▶ **What is needed**
Extract each line of the material that follows exactly and omit its pictures.

▶ **Provided records**
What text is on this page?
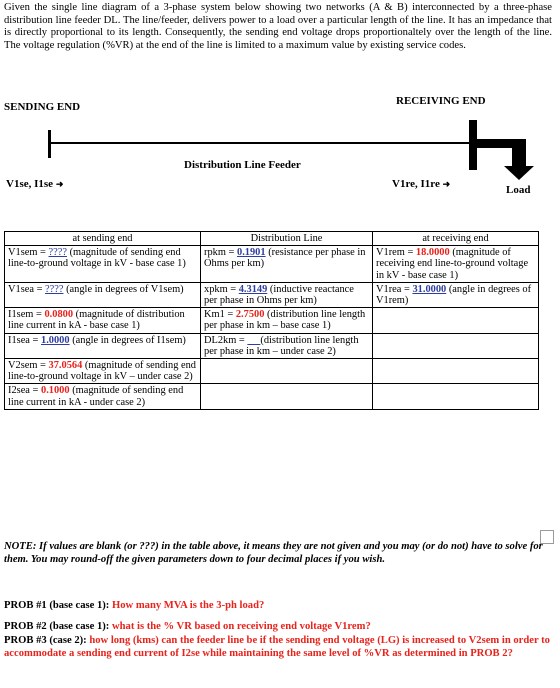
Given the single line diagram of a 3-phase system below showing two networks (A & B) interconnected by a three-phase distribution line feeder DL. The line/feeder, delivers power to a load over a particular length of the line. It has an impedance that is directly proportional to its length. Consequently, the sending end voltage drops proportionaltely over the length of the line. The voltage regulation (%VR) at the end of the line is limited to a maximum value by existing service codes.
SENDING END	RECEIVING END
Distribution Line Feeder
V1se, I1se ➜	V1re, I1re ➜	Load
at sending end	Distribution Line	at receiving end
V1sem = ???? (magnitude of sending end line-to-ground voltage in kV - base case 1)	rpkm = 0.1901 (resistance per phase in Ohms per km)	V1rem = 18.0000 (magnitude of receiving end line-to-ground voltage in kV - base case 1)
V1sea = ???? (angle in degrees of V1sem)	xpkm = 4.3149 (inductive reactance per phase in Ohms per km)	V1rea = 31.0000 (angle in degrees of V1rem)
I1sem = 0.0800 (magnitude of distribution line current in kA - base case 1)	Km1 = 2.7500 (distribution line length per phase in km – base case 1)	
I1sea = 1.0000 (angle in degrees of I1sem)	DL2km =      (distribution line length per phase in km – under case 2)	
V2sem = 37.0564 (magnitude of sending end line-to-ground voltage in kV – under case 2)		
I2sea = 0.1000 (magnitude of sending end line current in kA - under case 2)		
NOTE: If values are blank (or ???) in the table above, it means they are not given and you may (or do not) have to solve for them. You may round-off the given parameters down to four decimal places if you wish.
PROB #1 (base case 1): How many MVA is the 3-ph load?
PROB #2 (base case 1): what is the % VR based on receiving end voltage V1rem?
PROB #3 (case 2): how long (kms) can the feeder line be if the sending end voltage (LG) is increased to V2sem in order to accommodate a sending end current of I2se while maintaining the same level of %VR as determined in PROB 2?
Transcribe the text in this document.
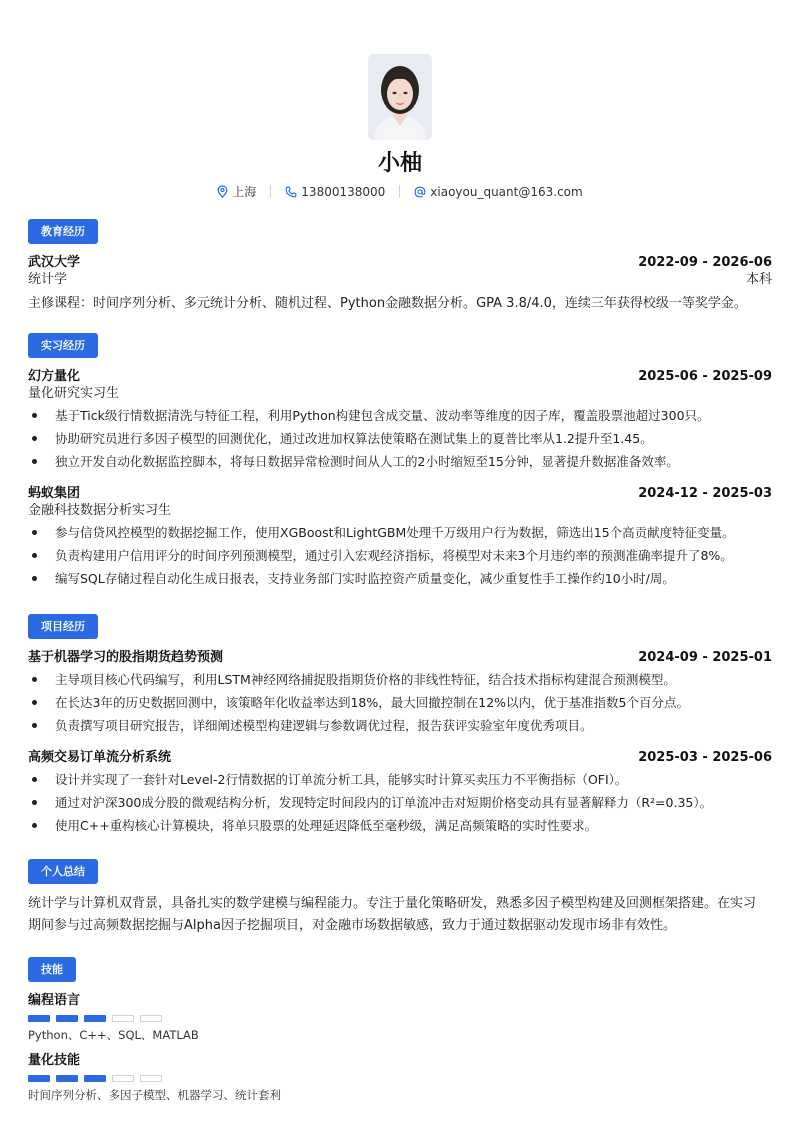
小柚
上海	13800138000	xiaoyou_quant@163.com
教育经历
武汉大学	2022-09 - 2026-06
统计学	本科
主修课程：时间序列分析、多元统计分析、随机过程、Python金融数据分析。GPA 3.8/4.0，连续三年获得校级一等奖学金。
实习经历
幻方量化	2025-06 - 2025-09
量化研究实习生
基于Tick级行情数据清洗与特征工程，利用Python构建包含成交量、波动率等维度的因子库，覆盖股票池超过300只。
协助研究员进行多因子模型的回测优化，通过改进加权算法使策略在测试集上的夏普比率从1.2提升至1.45。
独立开发自动化数据监控脚本，将每日数据异常检测时间从人工的2小时缩短至15分钟，显著提升数据准备效率。
蚂蚁集团	2024-12 - 2025-03
金融科技数据分析实习生
参与信贷风控模型的数据挖掘工作，使用XGBoost和LightGBM处理千万级用户行为数据，筛选出15个高贡献度特征变量。
负责构建用户信用评分的时间序列预测模型，通过引入宏观经济指标，将模型对未来3个月违约率的预测准确率提升了8%。
编写SQL存储过程自动化生成日报表，支持业务部门实时监控资产质量变化，减少重复性手工操作约10小时/周。
项目经历
基于机器学习的股指期货趋势预测	2024-09 - 2025-01
主导项目核心代码编写，利用LSTM神经网络捕捉股指期货价格的非线性特征，结合技术指标构建混合预测模型。
在长达3年的历史数据回测中，该策略年化收益率达到18%，最大回撤控制在12%以内，优于基准指数5个百分点。
负责撰写项目研究报告，详细阐述模型构建逻辑与参数调优过程，报告获评实验室年度优秀项目。
高频交易订单流分析系统	2025-03 - 2025-06
设计并实现了一套针对Level-2行情数据的订单流分析工具，能够实时计算买卖压力不平衡指标（OFI）。
通过对沪深300成分股的微观结构分析，发现特定时间段内的订单流冲击对短期价格变动具有显著解释力（R²=0.35）。
使用C++重构核心计算模块，将单只股票的处理延迟降低至毫秒级，满足高频策略的实时性要求。
个人总结
统计学与计算机双背景，具备扎实的数学建模与编程能力。专注于量化策略研发，熟悉多因子模型构建及回测框架搭建。在实习
期间参与过高频数据挖掘与Alpha因子挖掘项目，对金融市场数据敏感，致力于通过数据驱动发现市场非有效性。
技能
编程语言
Python、C++、SQL、MATLAB
量化技能
时间序列分析、多因子模型、机器学习、统计套利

▶ **Solution for this task**
What text is on this page?
Given the single line diagram of a 3-phase system below showing two networks (A & B) interconnected by a three-phase distribution line feeder DL. The line/feeder, delivers power to a load over a particular length of the line. It has an impedance that is directly proportional to its length. Consequently, the sending end voltage drops proportionaltely over the length of the line. The voltage regulation (%VR) at the end of the line is limited to a maximum value by existing service codes.
SENDING END	RECEIVING END
Distribution Line Feeder
V1se, I1se ➜	V1re, I1re ➜	Load
at sending end	Distribution Line	at receiving end
V1sem = ???? (magnitude of sending end line-to-ground voltage in kV - base case 1)	rpkm = 0.1901 (resistance per phase in Ohms per km)	V1rem = 18.0000 (magnitude of receiving end line-to-ground voltage in kV - base case 1)
V1sea = ???? (angle in degrees of V1sem)	xpkm = 4.3149 (inductive reactance per phase in Ohms per km)	V1rea = 31.0000 (angle in degrees of V1rem)
I1sem = 0.0800 (magnitude of distribution line current in kA - base case 1)	Km1 = 2.7500 (distribution line length per phase in km – base case 1)	
I1sea = 1.0000 (angle in degrees of I1sem)	DL2km =      (distribution line length per phase in km – under case 2)	
V2sem = 37.0564 (magnitude of sending end line-to-ground voltage in kV – under case 2)		
I2sea = 0.1000 (magnitude of sending end line current in kA - under case 2)		
NOTE: If values are blank (or ???) in the table above, it means they are not given and you may (or do not) have to solve for them. You may round-off the given parameters down to four decimal places if you wish.
PROB #1 (base case 1): How many MVA is the 3-ph load?
PROB #2 (base case 1): what is the % VR based on receiving end voltage V1rem?
PROB #3 (case 2): how long (kms) can the feeder line be if the sending end voltage (LG) is increased to V2sem in order to accommodate a sending end current of I2se while maintaining the same level of %VR as determined in PROB 2?
Transcribe the text in this document.
小柚
上海	13800138000	xiaoyou_quant@163.com
教育经历
武汉大学	2022-09 - 2026-06
统计学	本科
主修课程：时间序列分析、多元统计分析、随机过程、Python金融数据分析。GPA 3.8/4.0，连续三年获得校级一等奖学金。
实习经历
幻方量化	2025-06 - 2025-09
量化研究实习生
基于Tick级行情数据清洗与特征工程，利用Python构建包含成交量、波动率等维度的因子库，覆盖股票池超过300只。
协助研究员进行多因子模型的回测优化，通过改进加权算法使策略在测试集上的夏普比率从1.2提升至1.45。
独立开发自动化数据监控脚本，将每日数据异常检测时间从人工的2小时缩短至15分钟，显著提升数据准备效率。
蚂蚁集团	2024-12 - 2025-03
金融科技数据分析实习生
参与信贷风控模型的数据挖掘工作，使用XGBoost和LightGBM处理千万级用户行为数据，筛选出15个高贡献度特征变量。
负责构建用户信用评分的时间序列预测模型，通过引入宏观经济指标，将模型对未来3个月违约率的预测准确率提升了8%。
编写SQL存储过程自动化生成日报表，支持业务部门实时监控资产质量变化，减少重复性手工操作约10小时/周。
项目经历
基于机器学习的股指期货趋势预测	2024-09 - 2025-01
主导项目核心代码编写，利用LSTM神经网络捕捉股指期货价格的非线性特征，结合技术指标构建混合预测模型。
在长达3年的历史数据回测中，该策略年化收益率达到18%，最大回撤控制在12%以内，优于基准指数5个百分点。
负责撰写项目研究报告，详细阐述模型构建逻辑与参数调优过程，报告获评实验室年度优秀项目。
高频交易订单流分析系统	2025-03 - 2025-06
设计并实现了一套针对Level-2行情数据的订单流分析工具，能够实时计算买卖压力不平衡指标（OFI）。
通过对沪深300成分股的微观结构分析，发现特定时间段内的订单流冲击对短期价格变动具有显著解释力（R²=0.35）。
使用C++重构核心计算模块，将单只股票的处理延迟降低至毫秒级，满足高频策略的实时性要求。
个人总结
统计学与计算机双背景，具备扎实的数学建模与编程能力。专注于量化策略研发，熟悉多因子模型构建及回测框架搭建。在实习
期间参与过高频数据挖掘与Alpha因子挖掘项目，对金融市场数据敏感，致力于通过数据驱动发现市场非有效性。
技能
编程语言
Python、C++、SQL、MATLAB
量化技能
时间序列分析、多因子模型、机器学习、统计套利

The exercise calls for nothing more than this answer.